**Task instructions**
Extract every line of the records below, keeping each one unchanged.

**Data supplied**
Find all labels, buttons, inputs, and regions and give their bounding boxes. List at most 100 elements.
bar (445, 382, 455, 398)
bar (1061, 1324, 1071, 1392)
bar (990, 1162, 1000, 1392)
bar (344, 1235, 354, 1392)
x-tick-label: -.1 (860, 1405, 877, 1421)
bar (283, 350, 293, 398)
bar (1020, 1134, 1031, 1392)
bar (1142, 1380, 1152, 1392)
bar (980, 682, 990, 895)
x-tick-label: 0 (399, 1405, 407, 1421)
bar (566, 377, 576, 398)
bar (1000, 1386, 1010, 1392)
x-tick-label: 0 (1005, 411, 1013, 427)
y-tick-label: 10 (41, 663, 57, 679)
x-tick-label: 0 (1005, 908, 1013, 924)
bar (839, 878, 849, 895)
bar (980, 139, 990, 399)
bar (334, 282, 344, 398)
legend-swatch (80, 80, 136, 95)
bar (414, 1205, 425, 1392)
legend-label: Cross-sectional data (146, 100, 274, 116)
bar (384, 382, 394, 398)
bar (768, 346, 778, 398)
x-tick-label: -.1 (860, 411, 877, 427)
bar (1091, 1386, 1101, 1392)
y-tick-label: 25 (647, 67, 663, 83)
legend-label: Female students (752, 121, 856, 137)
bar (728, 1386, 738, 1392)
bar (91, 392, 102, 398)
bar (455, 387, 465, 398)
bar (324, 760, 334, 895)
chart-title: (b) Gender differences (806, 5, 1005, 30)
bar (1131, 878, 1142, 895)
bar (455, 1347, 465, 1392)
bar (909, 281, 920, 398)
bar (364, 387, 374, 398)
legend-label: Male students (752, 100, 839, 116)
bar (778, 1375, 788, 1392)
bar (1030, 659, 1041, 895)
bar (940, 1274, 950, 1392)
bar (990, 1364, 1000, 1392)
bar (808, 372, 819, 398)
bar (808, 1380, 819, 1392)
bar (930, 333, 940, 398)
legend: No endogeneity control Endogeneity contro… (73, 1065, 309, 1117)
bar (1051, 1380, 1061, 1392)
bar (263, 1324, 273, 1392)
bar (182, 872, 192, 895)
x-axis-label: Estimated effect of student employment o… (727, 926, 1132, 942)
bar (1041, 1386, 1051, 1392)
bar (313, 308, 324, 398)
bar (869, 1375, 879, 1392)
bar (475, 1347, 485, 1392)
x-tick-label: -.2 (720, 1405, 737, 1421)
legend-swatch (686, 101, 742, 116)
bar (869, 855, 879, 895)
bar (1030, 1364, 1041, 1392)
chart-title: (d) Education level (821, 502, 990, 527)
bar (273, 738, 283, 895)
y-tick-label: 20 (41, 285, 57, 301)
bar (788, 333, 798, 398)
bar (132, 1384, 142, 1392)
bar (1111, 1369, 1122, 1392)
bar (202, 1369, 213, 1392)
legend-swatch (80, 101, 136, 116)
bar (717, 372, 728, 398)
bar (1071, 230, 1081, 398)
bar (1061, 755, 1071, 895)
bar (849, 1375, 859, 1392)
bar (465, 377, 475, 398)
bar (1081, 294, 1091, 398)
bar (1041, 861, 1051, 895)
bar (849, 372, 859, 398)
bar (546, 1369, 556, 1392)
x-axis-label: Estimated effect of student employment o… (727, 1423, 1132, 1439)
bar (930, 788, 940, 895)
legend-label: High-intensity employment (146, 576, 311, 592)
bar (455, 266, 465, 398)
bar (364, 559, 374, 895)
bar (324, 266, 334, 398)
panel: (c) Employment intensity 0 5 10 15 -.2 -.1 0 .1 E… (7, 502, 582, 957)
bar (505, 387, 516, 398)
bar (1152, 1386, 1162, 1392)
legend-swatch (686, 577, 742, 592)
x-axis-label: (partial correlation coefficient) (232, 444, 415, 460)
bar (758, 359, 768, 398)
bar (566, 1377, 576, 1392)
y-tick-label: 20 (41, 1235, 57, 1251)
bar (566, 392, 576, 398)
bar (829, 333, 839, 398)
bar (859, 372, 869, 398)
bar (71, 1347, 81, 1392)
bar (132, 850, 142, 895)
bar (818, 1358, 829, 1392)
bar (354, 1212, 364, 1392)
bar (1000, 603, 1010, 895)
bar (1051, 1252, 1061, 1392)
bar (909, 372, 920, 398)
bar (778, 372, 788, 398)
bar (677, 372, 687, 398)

**Result**
Find all labels, buttons, inputs, and regions and give their bounding boxes. List at most 100 elements.
bar (445, 382, 455, 398)
bar (1061, 1324, 1071, 1392)
bar (990, 1162, 1000, 1392)
bar (344, 1235, 354, 1392)
x-tick-label: -.1 (860, 1405, 877, 1421)
bar (283, 350, 293, 398)
bar (1020, 1134, 1031, 1392)
bar (1142, 1380, 1152, 1392)
bar (980, 682, 990, 895)
x-tick-label: 0 (399, 1405, 407, 1421)
bar (566, 377, 576, 398)
bar (1000, 1386, 1010, 1392)
x-tick-label: 0 (1005, 411, 1013, 427)
y-tick-label: 10 (41, 663, 57, 679)
x-tick-label: 0 (1005, 908, 1013, 924)
bar (839, 878, 849, 895)
bar (980, 139, 990, 399)
bar (334, 282, 344, 398)
legend-swatch (80, 80, 136, 95)
bar (414, 1205, 425, 1392)
legend-label: Cross-sectional data (146, 100, 274, 116)
bar (384, 382, 394, 398)
bar (768, 346, 778, 398)
x-tick-label: -.1 (860, 411, 877, 427)
bar (1091, 1386, 1101, 1392)
y-tick-label: 25 (647, 67, 663, 83)
legend-label: Female students (752, 121, 856, 137)
bar (728, 1386, 738, 1392)
bar (91, 392, 102, 398)
bar (455, 387, 465, 398)
bar (324, 760, 334, 895)
chart-title: (b) Gender differences (806, 5, 1005, 30)
bar (1131, 878, 1142, 895)
bar (455, 1347, 465, 1392)
bar (909, 281, 920, 398)
bar (364, 387, 374, 398)
legend-label: Male students (752, 100, 839, 116)
bar (778, 1375, 788, 1392)
bar (1030, 659, 1041, 895)
bar (940, 1274, 950, 1392)
bar (990, 1364, 1000, 1392)
bar (808, 372, 819, 398)
bar (808, 1380, 819, 1392)
bar (930, 333, 940, 398)
legend: No endogeneity control Endogeneity contro… (73, 1065, 309, 1117)
bar (1051, 1380, 1061, 1392)
bar (263, 1324, 273, 1392)
bar (182, 872, 192, 895)
x-axis-label: Estimated effect of student employment o… (727, 926, 1132, 942)
bar (1041, 1386, 1051, 1392)
bar (313, 308, 324, 398)
bar (869, 1375, 879, 1392)
bar (475, 1347, 485, 1392)
x-tick-label: -.2 (720, 1405, 737, 1421)
legend-swatch (686, 101, 742, 116)
bar (869, 855, 879, 895)
bar (1030, 1364, 1041, 1392)
chart-title: (d) Education level (821, 502, 990, 527)
bar (273, 738, 283, 895)
y-tick-label: 20 (41, 285, 57, 301)
bar (788, 333, 798, 398)
bar (132, 1384, 142, 1392)
bar (1111, 1369, 1122, 1392)
bar (202, 1369, 213, 1392)
legend-swatch (80, 101, 136, 116)
bar (717, 372, 728, 398)
bar (1071, 230, 1081, 398)
bar (1061, 755, 1071, 895)
bar (849, 1375, 859, 1392)
bar (465, 377, 475, 398)
bar (1081, 294, 1091, 398)
bar (1041, 861, 1051, 895)
bar (849, 372, 859, 398)
bar (546, 1369, 556, 1392)
x-axis-label: Estimated effect of student employment o… (727, 1423, 1132, 1439)
bar (930, 788, 940, 895)
legend-label: High-intensity employment (146, 576, 311, 592)
bar (455, 266, 465, 398)
bar (364, 559, 374, 895)
bar (324, 266, 334, 398)
panel: (c) Employment intensity 0 5 10 15 -.2 -.1 0 .1 E… (7, 502, 582, 957)
bar (505, 387, 516, 398)
bar (1152, 1386, 1162, 1392)
legend-swatch (686, 577, 742, 592)
x-axis-label: (partial correlation coefficient) (232, 444, 415, 460)
bar (758, 359, 768, 398)
bar (566, 1377, 576, 1392)
y-tick-label: 20 (41, 1235, 57, 1251)
bar (566, 392, 576, 398)
bar (829, 333, 839, 398)
bar (859, 372, 869, 398)
bar (71, 1347, 81, 1392)
bar (132, 850, 142, 895)
bar (818, 1358, 829, 1392)
bar (354, 1212, 364, 1392)
bar (1000, 603, 1010, 895)
bar (1051, 1252, 1061, 1392)
bar (909, 372, 920, 398)
bar (778, 372, 788, 398)
bar (677, 372, 687, 398)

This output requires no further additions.